Aufgabe >> Gib aus der Buchbesprechung den Abschnitt von „Eine Annotation von“ bis einschließlich „Gründung der DDR.“ wortgetreu wieder.
=== Ausgewählter Textauszug ===
Eine Annotation von Gerhard Keiderling
Hoffmann, Dierk/Wentker, Hermann (Hrsg.):
Das letzte Jahr der SBZ
Politische Weichenstellungen und Kontinuitäten
im Prozeß der Gründung der DDR.
Veröffentlichungen zur SBZ-/DDR-Forschung im
Institut für Zeitgeschichte.
R. Oldenbourg Verlag, München 2000, 296 S.

Der Sammelband mit 13 Beiträgen versteht sich als Bestandsaufnahme der SBZ-Entwicklung 1948/49 und sucht eine Antwort auf die Frage, „wann der eigentliche Staatsbildungsprozeß einsetzte, wie lange er dauerte und in welchem Verhältnis dazu das Datum der offiziellen Staatsgründung steht“. Der Leser vermutet die Enthüllung von kommunistischer Arkanpolitik, indes resümieren die Einzelbeiträge, daß nicht in jedem Falle das Jahr 1948/49 eine „Etappenzäsur“ darstellte. Im Grunde ist das keine Erleuchtung; schon die DDR-Historiographie sprach von einem „einheitlichen revolutionären Prozeß“ zwischen dem 8. Mai 1945 und dem 7. Oktober 1949. Daß die Staatswerdung der SBZ in engster Korrelation mit der Staatswerdung der in Bi- und Trizone zusammengeschlossenen ABZ, BBZ und FBZ erfolgte, ist längst eine allgemeine Erkenntnis. Allerdings wird diese Interaktion durch den engen etatistisch-institutionsgeschichtlichen Blickwinkel mancher Beiträge verdrängt.

Den Band eröffnen Beiträge zu „Politischen Weichenstellungen im Spannungsfeld von gesamtdeutschen Perspektiven und eigenstaatlicher Entwicklung“. Im Mittelpunkt stehen die deutschlandpolitischen Absichten der UdSSR (E. Scherstjanoi), das Verhältnis zwischen SED und SMAD (J. Foitzik) und Veränderungen in der Blockpolitik (Th. Bauer). Der von Stalin empfohlene „Zickzack“-Kurs (besser: „Doppelgleisigkeit“) lief darauf hinaus, eine gesamtdeutsche Option als wünschenswerteste aller Alternativen offenzuhalten. In aller Deutlichkeit sagte Stalin den drei westlichen Botschaftern am 2. August 1948 in Moskau, wenn sie auf dem Weg zum Weststaat fortschreiten, zwängen sie ihn, einen Oststaat auszurufen. Zu diesem Entschluß rang sich Stalin allerdings erst durch, nachdem seine Berlin-Blockade scheiterte und die Pariser Außenministerkonferenz Mai/Juni 1949 erfolglos endete. Leider findet dieses Thema im Sammelband keine Beachtung. U. Wengst kündigt es zwar für seinen Beitrag „Das Jahr 1948 in der deutschen Geschichte an“, beschränkt sich aber auf den „Stellenwert der deutschen Einheit in den Beratungen des Parlamentarischen Rates“, was folgerichtig nur eine Druckseite füllt.
=== Bereitgestellte Daten ===
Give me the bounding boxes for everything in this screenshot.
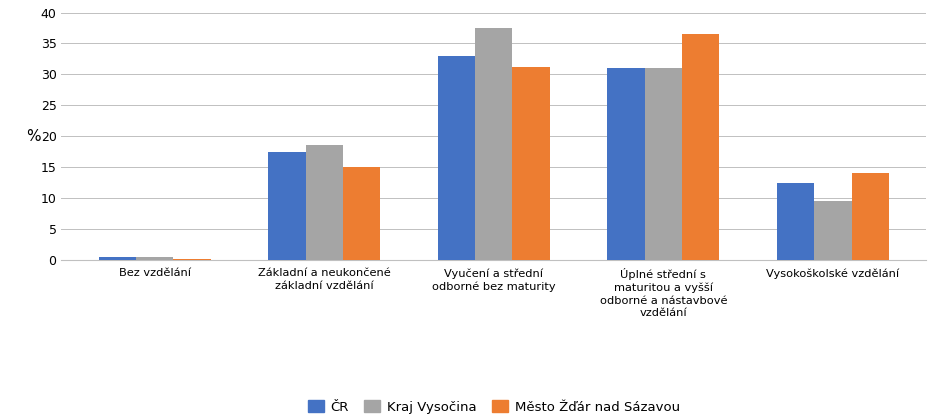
Bar: [343, 167, 379, 260]
Bar: [437, 56, 475, 260]
Bar: [98, 257, 136, 260]
Bar: [851, 173, 888, 260]
Bar: [607, 68, 644, 260]
Bar: [682, 34, 718, 260]
Y-axis label: %: %: [26, 129, 41, 144]
Bar: [268, 152, 305, 260]
Bar: [814, 201, 851, 260]
Bar: [475, 28, 512, 260]
Bar: [305, 145, 343, 260]
Legend: ČR, Kraj Vysočina, Město Žďár nad Sázavou: ČR, Kraj Vysočina, Město Žďár nad Sázavo…: [302, 395, 684, 419]
Bar: [776, 183, 814, 260]
Bar: [512, 67, 549, 260]
Bar: [644, 68, 682, 260]
Bar: [173, 259, 211, 260]
Bar: [136, 257, 173, 260]
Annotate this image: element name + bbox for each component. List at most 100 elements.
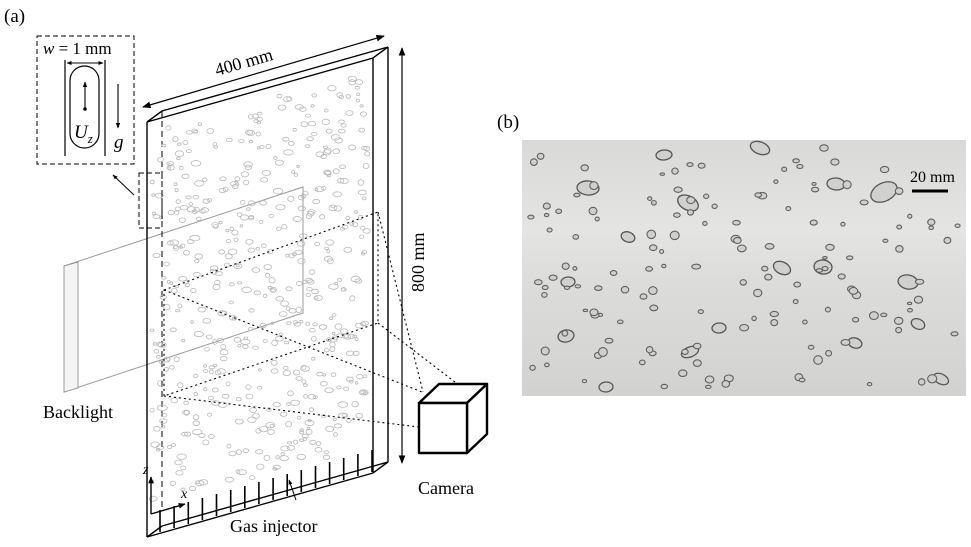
===
Vollständige Ausgabe >>
Eine Annotation von Gerhard Keiderling
Hoffmann, Dierk/Wentker, Hermann (Hrsg.):
Das letzte Jahr der SBZ
Politische Weichenstellungen und Kontinuitäten
im Prozeß der Gründung der DDR.